#### DIRECTION:
All material below is to be reproduced exactly.

Extracts from a graphics dataset
* * * * *
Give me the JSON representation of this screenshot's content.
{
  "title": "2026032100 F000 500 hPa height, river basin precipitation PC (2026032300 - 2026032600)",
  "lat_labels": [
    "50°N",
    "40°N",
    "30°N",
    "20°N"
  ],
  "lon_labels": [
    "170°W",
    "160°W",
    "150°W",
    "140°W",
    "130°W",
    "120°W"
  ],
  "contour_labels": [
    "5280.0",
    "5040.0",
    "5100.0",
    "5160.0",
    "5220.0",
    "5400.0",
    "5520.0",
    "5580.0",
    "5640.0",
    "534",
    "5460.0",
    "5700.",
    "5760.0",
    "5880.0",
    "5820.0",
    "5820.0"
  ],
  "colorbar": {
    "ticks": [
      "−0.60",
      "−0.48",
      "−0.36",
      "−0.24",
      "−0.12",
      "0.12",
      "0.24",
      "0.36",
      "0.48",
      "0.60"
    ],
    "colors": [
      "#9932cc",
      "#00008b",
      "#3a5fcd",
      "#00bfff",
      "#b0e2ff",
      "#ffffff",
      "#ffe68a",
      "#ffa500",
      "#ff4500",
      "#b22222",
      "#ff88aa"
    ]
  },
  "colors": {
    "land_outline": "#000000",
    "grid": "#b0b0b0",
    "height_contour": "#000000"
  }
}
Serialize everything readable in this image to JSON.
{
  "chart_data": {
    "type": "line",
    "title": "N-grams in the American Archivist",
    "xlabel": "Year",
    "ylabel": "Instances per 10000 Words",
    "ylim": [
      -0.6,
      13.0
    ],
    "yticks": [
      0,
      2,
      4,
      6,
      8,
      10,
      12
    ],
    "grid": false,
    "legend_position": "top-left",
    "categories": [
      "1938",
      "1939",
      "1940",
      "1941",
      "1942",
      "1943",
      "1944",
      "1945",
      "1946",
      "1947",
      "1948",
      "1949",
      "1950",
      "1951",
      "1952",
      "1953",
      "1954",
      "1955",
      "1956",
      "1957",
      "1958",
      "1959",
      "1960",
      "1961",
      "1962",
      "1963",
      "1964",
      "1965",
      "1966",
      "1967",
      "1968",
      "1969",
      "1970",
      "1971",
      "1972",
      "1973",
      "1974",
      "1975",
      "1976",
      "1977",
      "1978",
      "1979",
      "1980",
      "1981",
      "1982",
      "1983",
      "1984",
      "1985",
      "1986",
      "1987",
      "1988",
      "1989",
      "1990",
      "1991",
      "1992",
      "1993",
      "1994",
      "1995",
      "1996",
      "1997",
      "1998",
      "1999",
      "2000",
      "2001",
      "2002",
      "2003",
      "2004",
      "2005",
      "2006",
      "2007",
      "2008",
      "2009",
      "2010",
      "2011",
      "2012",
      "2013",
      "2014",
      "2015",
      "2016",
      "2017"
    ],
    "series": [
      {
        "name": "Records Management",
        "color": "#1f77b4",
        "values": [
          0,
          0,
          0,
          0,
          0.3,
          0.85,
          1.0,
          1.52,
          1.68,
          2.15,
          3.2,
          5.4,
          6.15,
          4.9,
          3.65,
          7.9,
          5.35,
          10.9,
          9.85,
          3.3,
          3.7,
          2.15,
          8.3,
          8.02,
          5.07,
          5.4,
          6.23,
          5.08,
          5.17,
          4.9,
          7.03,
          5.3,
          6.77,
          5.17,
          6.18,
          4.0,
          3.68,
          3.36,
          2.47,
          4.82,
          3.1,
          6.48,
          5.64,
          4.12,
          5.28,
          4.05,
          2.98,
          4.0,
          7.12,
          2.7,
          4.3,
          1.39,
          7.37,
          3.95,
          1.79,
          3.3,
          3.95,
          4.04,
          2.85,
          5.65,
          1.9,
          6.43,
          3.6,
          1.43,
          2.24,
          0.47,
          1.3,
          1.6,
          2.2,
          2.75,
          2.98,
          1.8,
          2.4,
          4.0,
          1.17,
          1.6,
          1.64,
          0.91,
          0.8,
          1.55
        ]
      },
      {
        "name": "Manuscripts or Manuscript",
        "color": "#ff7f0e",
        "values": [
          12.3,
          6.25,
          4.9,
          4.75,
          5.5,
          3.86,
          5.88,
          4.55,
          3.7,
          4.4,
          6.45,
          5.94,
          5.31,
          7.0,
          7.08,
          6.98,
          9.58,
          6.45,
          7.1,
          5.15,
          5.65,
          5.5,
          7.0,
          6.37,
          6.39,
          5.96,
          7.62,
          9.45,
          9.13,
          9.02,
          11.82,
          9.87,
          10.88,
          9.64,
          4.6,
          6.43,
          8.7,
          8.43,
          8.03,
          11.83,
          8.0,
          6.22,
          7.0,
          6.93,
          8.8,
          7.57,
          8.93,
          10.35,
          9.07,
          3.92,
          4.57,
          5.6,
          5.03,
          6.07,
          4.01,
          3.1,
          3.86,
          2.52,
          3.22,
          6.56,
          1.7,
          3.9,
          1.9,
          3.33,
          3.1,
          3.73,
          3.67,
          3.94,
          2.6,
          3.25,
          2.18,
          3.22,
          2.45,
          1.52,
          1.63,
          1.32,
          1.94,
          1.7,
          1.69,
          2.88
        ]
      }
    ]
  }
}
* * * * *
#### WRITTEN RESPONSE:
Give me the JSON representation of this screenshot's content.
{
  "title": "2026032100 F000 500 hPa height, river basin precipitation PC (2026032300 - 2026032600)",
  "lat_labels": [
    "50°N",
    "40°N",
    "30°N",
    "20°N"
  ],
  "lon_labels": [
    "170°W",
    "160°W",
    "150°W",
    "140°W",
    "130°W",
    "120°W"
  ],
  "contour_labels": [
    "5280.0",
    "5040.0",
    "5100.0",
    "5160.0",
    "5220.0",
    "5400.0",
    "5520.0",
    "5580.0",
    "5640.0",
    "534",
    "5460.0",
    "5700.",
    "5760.0",
    "5880.0",
    "5820.0",
    "5820.0"
  ],
  "colorbar": {
    "ticks": [
      "−0.60",
      "−0.48",
      "−0.36",
      "−0.24",
      "−0.12",
      "0.12",
      "0.24",
      "0.36",
      "0.48",
      "0.60"
    ],
    "colors": [
      "#9932cc",
      "#00008b",
      "#3a5fcd",
      "#00bfff",
      "#b0e2ff",
      "#ffffff",
      "#ffe68a",
      "#ffa500",
      "#ff4500",
      "#b22222",
      "#ff88aa"
    ]
  },
  "colors": {
    "land_outline": "#000000",
    "grid": "#b0b0b0",
    "height_contour": "#000000"
  }
}
Serialize everything readable in this image to JSON.
{
  "chart_data": {
    "type": "line",
    "title": "N-grams in the American Archivist",
    "xlabel": "Year",
    "ylabel": "Instances per 10000 Words",
    "ylim": [
      -0.6,
      13.0
    ],
    "yticks": [
      0,
      2,
      4,
      6,
      8,
      10,
      12
    ],
    "grid": false,
    "legend_position": "top-left",
    "categories": [
      "1938",
      "1939",
      "1940",
      "1941",
      "1942",
      "1943",
      "1944",
      "1945",
      "1946",
      "1947",
      "1948",
      "1949",
      "1950",
      "1951",
      "1952",
      "1953",
      "1954",
      "1955",
      "1956",
      "1957",
      "1958",
      "1959",
      "1960",
      "1961",
      "1962",
      "1963",
      "1964",
      "1965",
      "1966",
      "1967",
      "1968",
      "1969",
      "1970",
      "1971",
      "1972",
      "1973",
      "1974",
      "1975",
      "1976",
      "1977",
      "1978",
      "1979",
      "1980",
      "1981",
      "1982",
      "1983",
      "1984",
      "1985",
      "1986",
      "1987",
      "1988",
      "1989",
      "1990",
      "1991",
      "1992",
      "1993",
      "1994",
      "1995",
      "1996",
      "1997",
      "1998",
      "1999",
      "2000",
      "2001",
      "2002",
      "2003",
      "2004",
      "2005",
      "2006",
      "2007",
      "2008",
      "2009",
      "2010",
      "2011",
      "2012",
      "2013",
      "2014",
      "2015",
      "2016",
      "2017"
    ],
    "series": [
      {
        "name": "Records Management",
        "color": "#1f77b4",
        "values": [
          0,
          0,
          0,
          0,
          0.3,
          0.85,
          1.0,
          1.52,
          1.68,
          2.15,
          3.2,
          5.4,
          6.15,
          4.9,
          3.65,
          7.9,
          5.35,
          10.9,
          9.85,
          3.3,
          3.7,
          2.15,
          8.3,
          8.02,
          5.07,
          5.4,
          6.23,
          5.08,
          5.17,
          4.9,
          7.03,
          5.3,
          6.77,
          5.17,
          6.18,
          4.0,
          3.68,
          3.36,
          2.47,
          4.82,
          3.1,
          6.48,
          5.64,
          4.12,
          5.28,
          4.05,
          2.98,
          4.0,
          7.12,
          2.7,
          4.3,
          1.39,
          7.37,
          3.95,
          1.79,
          3.3,
          3.95,
          4.04,
          2.85,
          5.65,
          1.9,
          6.43,
          3.6,
          1.43,
          2.24,
          0.47,
          1.3,
          1.6,
          2.2,
          2.75,
          2.98,
          1.8,
          2.4,
          4.0,
          1.17,
          1.6,
          1.64,
          0.91,
          0.8,
          1.55
        ]
      },
      {
        "name": "Manuscripts or Manuscript",
        "color": "#ff7f0e",
        "values": [
          12.3,
          6.25,
          4.9,
          4.75,
          5.5,
          3.86,
          5.88,
          4.55,
          3.7,
          4.4,
          6.45,
          5.94,
          5.31,
          7.0,
          7.08,
          6.98,
          9.58,
          6.45,
          7.1,
          5.15,
          5.65,
          5.5,
          7.0,
          6.37,
          6.39,
          5.96,
          7.62,
          9.45,
          9.13,
          9.02,
          11.82,
          9.87,
          10.88,
          9.64,
          4.6,
          6.43,
          8.7,
          8.43,
          8.03,
          11.83,
          8.0,
          6.22,
          7.0,
          6.93,
          8.8,
          7.57,
          8.93,
          10.35,
          9.07,
          3.92,
          4.57,
          5.6,
          5.03,
          6.07,
          4.01,
          3.1,
          3.86,
          2.52,
          3.22,
          6.56,
          1.7,
          3.9,
          1.9,
          3.33,
          3.1,
          3.73,
          3.67,
          3.94,
          2.6,
          3.25,
          2.18,
          3.22,
          2.45,
          1.52,
          1.63,
          1.32,
          1.94,
          1.7,
          1.69,
          2.88
        ]
      }
    ]
  }
}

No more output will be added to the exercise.